__Directions__. Take each line containing the word "value" and copy it.

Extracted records
──────────────────────────────

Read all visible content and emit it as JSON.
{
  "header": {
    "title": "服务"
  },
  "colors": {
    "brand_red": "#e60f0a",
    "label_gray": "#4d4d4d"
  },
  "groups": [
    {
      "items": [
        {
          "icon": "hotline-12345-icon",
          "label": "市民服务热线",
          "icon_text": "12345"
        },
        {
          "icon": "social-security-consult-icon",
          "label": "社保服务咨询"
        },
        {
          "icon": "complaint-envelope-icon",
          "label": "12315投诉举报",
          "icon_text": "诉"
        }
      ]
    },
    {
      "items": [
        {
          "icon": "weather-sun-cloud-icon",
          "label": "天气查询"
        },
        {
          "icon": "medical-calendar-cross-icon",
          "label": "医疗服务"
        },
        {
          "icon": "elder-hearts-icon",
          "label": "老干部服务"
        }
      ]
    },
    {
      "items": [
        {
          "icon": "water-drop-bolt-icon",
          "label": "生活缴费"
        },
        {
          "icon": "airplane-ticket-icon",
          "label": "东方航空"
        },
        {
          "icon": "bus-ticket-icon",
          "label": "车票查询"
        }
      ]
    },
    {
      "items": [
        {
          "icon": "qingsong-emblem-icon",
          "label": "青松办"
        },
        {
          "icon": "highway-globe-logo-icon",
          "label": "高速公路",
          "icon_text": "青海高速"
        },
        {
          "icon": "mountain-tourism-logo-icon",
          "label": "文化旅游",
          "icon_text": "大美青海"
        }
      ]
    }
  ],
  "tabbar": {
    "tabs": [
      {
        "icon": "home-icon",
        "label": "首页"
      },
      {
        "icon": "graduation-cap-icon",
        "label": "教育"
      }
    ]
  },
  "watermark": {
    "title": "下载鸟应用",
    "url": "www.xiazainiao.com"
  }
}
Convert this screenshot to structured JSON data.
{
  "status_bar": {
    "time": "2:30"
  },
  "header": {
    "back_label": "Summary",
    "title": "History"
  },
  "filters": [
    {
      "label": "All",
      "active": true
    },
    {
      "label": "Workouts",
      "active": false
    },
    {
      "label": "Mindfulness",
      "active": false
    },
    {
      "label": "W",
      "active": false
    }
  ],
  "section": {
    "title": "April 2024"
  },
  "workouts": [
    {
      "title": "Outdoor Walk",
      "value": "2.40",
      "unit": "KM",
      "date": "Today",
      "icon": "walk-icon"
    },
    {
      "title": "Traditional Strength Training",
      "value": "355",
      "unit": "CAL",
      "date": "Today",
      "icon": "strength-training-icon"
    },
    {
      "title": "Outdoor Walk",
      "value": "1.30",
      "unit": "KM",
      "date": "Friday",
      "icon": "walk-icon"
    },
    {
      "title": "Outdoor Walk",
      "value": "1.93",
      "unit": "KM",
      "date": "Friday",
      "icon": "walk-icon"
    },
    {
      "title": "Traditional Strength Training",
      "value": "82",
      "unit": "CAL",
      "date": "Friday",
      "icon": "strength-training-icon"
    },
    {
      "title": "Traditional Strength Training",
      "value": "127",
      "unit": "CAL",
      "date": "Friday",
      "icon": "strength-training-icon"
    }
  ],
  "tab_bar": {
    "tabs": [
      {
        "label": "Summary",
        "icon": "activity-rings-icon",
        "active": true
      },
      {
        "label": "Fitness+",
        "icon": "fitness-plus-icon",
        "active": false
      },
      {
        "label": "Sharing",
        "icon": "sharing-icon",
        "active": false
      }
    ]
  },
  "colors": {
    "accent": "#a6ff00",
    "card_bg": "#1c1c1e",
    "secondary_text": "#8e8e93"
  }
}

──────────────────────────────

__Response to the exercise__.
      "value": "2.40",
      "value": "355",
      "value": "1.30",
      "value": "1.93",
      "value": "82",
      "value": "127",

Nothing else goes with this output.